▸ **RECORDS FOR THIS TASK**
— START —
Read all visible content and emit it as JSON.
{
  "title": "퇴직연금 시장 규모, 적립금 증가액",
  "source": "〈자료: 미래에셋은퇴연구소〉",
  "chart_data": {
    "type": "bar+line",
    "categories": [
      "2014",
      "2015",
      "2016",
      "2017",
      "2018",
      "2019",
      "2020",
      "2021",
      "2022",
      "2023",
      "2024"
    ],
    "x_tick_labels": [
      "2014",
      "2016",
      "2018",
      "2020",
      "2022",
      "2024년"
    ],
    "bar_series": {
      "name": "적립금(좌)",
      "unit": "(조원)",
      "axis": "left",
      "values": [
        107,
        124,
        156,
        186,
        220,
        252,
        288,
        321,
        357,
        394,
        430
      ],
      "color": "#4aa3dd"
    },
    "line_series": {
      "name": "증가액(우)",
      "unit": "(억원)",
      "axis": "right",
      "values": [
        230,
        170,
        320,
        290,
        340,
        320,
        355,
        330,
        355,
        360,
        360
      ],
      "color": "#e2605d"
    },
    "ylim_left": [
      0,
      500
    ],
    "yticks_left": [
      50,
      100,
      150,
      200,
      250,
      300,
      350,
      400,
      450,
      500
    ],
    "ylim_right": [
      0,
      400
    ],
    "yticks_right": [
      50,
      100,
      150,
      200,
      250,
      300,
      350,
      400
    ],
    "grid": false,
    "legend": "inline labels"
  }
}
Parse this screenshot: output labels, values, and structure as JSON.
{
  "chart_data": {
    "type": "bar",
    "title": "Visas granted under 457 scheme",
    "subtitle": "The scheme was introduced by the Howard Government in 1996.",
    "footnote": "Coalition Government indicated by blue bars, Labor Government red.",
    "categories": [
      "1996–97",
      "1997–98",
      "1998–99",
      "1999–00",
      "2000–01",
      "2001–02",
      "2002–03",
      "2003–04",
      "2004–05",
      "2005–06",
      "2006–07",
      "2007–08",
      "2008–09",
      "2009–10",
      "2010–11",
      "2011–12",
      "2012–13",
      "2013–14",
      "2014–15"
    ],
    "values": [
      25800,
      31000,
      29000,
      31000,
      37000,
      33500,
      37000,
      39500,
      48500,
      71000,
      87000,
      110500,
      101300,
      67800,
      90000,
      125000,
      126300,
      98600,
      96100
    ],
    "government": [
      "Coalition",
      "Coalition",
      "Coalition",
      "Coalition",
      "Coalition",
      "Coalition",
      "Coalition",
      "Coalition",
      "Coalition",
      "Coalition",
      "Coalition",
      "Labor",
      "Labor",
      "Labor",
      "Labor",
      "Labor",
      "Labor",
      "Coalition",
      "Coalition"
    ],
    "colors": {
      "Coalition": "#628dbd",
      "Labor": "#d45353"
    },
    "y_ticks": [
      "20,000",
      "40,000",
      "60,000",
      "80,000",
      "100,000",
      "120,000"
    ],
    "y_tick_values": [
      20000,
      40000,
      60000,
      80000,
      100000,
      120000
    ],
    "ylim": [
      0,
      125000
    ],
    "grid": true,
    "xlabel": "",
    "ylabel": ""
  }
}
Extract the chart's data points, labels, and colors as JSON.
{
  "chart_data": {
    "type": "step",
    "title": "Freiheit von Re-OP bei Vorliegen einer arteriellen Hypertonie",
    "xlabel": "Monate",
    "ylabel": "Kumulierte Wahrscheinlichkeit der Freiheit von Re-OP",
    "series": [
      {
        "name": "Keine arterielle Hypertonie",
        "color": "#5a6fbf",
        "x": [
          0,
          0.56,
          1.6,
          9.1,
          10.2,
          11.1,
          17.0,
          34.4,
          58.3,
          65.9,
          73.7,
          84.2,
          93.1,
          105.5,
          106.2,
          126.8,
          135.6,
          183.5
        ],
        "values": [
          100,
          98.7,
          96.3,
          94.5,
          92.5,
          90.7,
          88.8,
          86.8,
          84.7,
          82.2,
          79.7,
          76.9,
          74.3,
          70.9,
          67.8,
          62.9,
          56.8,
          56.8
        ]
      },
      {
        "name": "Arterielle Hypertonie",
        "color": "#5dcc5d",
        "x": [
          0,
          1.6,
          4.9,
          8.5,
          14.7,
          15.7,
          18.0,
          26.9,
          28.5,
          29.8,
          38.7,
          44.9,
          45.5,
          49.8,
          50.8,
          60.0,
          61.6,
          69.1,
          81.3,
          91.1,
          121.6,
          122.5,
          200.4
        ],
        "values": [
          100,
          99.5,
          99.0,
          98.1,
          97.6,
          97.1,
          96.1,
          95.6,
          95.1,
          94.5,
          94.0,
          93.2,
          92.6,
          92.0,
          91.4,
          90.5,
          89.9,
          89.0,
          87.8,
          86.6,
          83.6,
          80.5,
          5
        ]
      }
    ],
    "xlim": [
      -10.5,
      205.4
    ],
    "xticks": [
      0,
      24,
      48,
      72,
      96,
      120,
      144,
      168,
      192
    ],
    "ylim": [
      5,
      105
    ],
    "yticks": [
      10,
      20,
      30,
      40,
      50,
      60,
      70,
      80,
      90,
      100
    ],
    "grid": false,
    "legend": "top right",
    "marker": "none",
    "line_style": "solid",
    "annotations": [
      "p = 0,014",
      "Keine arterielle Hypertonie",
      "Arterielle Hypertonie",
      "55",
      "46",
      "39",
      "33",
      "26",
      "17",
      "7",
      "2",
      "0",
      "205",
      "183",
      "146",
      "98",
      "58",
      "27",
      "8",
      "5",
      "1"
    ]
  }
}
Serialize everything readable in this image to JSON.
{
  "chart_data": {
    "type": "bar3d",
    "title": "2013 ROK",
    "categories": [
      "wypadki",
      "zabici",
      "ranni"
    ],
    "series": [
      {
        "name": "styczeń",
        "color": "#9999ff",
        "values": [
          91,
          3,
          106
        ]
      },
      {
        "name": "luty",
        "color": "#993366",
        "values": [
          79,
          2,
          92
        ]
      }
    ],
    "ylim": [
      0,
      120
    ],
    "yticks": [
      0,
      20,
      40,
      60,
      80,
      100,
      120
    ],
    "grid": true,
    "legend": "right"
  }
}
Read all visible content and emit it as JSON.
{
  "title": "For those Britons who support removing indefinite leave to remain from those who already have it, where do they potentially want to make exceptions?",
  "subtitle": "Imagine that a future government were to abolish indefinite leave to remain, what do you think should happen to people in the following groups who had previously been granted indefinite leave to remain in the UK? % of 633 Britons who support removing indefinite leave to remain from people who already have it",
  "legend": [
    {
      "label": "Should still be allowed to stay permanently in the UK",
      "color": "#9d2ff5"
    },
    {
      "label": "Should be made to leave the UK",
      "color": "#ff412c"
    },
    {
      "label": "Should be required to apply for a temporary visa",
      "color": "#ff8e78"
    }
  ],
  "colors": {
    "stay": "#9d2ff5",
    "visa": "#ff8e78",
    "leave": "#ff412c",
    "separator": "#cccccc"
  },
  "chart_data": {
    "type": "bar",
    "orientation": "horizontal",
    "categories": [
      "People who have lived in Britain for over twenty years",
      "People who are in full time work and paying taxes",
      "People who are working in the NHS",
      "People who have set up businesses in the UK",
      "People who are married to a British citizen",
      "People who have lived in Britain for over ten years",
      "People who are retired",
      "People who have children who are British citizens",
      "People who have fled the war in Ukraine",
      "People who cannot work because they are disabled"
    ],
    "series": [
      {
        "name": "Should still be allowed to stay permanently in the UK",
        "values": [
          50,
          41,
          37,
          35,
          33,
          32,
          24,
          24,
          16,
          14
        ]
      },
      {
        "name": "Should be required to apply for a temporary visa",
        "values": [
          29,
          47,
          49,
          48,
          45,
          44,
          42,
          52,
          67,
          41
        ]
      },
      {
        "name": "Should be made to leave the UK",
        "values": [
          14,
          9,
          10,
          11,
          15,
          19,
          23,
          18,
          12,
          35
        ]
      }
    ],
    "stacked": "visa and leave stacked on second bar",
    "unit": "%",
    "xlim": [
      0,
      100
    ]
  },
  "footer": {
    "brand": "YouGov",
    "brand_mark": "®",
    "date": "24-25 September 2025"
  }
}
— END —
▸ **WRITTEN PROBLEM**
Identify and copy the lines holding the word "years".

▸ **RESULT**
      "People who have lived in Britain for over twenty years",
      "People who have lived in Britain for over ten years",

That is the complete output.